> The problem
The records below need retyping in full; give them again exactly.

> Stored records
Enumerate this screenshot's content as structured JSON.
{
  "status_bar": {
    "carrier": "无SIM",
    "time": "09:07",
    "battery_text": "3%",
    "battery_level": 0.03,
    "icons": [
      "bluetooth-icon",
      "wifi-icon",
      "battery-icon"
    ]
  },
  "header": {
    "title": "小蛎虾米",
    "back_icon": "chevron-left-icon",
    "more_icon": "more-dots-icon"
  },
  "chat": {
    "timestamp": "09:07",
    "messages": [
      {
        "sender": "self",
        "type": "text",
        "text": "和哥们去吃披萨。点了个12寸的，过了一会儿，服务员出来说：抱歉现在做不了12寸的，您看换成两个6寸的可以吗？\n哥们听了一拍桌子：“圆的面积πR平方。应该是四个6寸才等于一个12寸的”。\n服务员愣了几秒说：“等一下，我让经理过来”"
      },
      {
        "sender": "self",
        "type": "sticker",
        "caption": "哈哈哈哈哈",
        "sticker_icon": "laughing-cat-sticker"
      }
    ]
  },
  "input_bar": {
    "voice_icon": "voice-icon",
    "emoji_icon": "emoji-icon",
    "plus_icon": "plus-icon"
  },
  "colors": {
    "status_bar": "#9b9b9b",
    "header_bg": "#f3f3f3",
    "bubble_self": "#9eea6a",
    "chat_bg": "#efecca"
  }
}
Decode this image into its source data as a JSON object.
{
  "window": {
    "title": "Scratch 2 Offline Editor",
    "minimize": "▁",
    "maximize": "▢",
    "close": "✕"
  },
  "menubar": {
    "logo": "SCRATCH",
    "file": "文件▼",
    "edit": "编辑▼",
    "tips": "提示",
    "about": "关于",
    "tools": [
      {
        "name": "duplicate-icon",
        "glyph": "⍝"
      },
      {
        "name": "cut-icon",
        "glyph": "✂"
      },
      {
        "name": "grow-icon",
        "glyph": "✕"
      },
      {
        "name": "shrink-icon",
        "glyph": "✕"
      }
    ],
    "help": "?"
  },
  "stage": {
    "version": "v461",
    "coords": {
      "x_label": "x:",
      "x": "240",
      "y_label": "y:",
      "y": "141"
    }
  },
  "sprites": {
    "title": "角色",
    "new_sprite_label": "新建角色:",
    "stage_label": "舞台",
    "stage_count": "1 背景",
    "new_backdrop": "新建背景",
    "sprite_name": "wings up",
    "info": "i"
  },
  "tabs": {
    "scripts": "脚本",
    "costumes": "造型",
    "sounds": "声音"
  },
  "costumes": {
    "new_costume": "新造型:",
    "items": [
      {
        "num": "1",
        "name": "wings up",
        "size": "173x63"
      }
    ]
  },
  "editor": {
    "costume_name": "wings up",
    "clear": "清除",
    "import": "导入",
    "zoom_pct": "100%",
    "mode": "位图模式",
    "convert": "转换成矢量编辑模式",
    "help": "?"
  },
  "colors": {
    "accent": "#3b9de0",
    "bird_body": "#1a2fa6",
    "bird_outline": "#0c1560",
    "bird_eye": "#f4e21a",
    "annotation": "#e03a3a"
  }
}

> Final result
Enumerate this screenshot's content as structured JSON.
{
  "status_bar": {
    "carrier": "无SIM",
    "time": "09:07",
    "battery_text": "3%",
    "battery_level": 0.03,
    "icons": [
      "bluetooth-icon",
      "wifi-icon",
      "battery-icon"
    ]
  },
  "header": {
    "title": "小蛎虾米",
    "back_icon": "chevron-left-icon",
    "more_icon": "more-dots-icon"
  },
  "chat": {
    "timestamp": "09:07",
    "messages": [
      {
        "sender": "self",
        "type": "text",
        "text": "和哥们去吃披萨。点了个12寸的，过了一会儿，服务员出来说：抱歉现在做不了12寸的，您看换成两个6寸的可以吗？\n哥们听了一拍桌子：“圆的面积πR平方。应该是四个6寸才等于一个12寸的”。\n服务员愣了几秒说：“等一下，我让经理过来”"
      },
      {
        "sender": "self",
        "type": "sticker",
        "caption": "哈哈哈哈哈",
        "sticker_icon": "laughing-cat-sticker"
      }
    ]
  },
  "input_bar": {
    "voice_icon": "voice-icon",
    "emoji_icon": "emoji-icon",
    "plus_icon": "plus-icon"
  },
  "colors": {
    "status_bar": "#9b9b9b",
    "header_bg": "#f3f3f3",
    "bubble_self": "#9eea6a",
    "chat_bg": "#efecca"
  }
}
Decode this image into its source data as a JSON object.
{
  "window": {
    "title": "Scratch 2 Offline Editor",
    "minimize": "▁",
    "maximize": "▢",
    "close": "✕"
  },
  "menubar": {
    "logo": "SCRATCH",
    "file": "文件▼",
    "edit": "编辑▼",
    "tips": "提示",
    "about": "关于",
    "tools": [
      {
        "name": "duplicate-icon",
        "glyph": "⍝"
      },
      {
        "name": "cut-icon",
        "glyph": "✂"
      },
      {
        "name": "grow-icon",
        "glyph": "✕"
      },
      {
        "name": "shrink-icon",
        "glyph": "✕"
      }
    ],
    "help": "?"
  },
  "stage": {
    "version": "v461",
    "coords": {
      "x_label": "x:",
      "x": "240",
      "y_label": "y:",
      "y": "141"
    }
  },
  "sprites": {
    "title": "角色",
    "new_sprite_label": "新建角色:",
    "stage_label": "舞台",
    "stage_count": "1 背景",
    "new_backdrop": "新建背景",
    "sprite_name": "wings up",
    "info": "i"
  },
  "tabs": {
    "scripts": "脚本",
    "costumes": "造型",
    "sounds": "声音"
  },
  "costumes": {
    "new_costume": "新造型:",
    "items": [
      {
        "num": "1",
        "name": "wings up",
        "size": "173x63"
      }
    ]
  },
  "editor": {
    "costume_name": "wings up",
    "clear": "清除",
    "import": "导入",
    "zoom_pct": "100%",
    "mode": "位图模式",
    "convert": "转换成矢量编辑模式",
    "help": "?"
  },
  "colors": {
    "accent": "#3b9de0",
    "bird_body": "#1a2fa6",
    "bird_outline": "#0c1560",
    "bird_eye": "#f4e21a",
    "annotation": "#e03a3a"
  }
}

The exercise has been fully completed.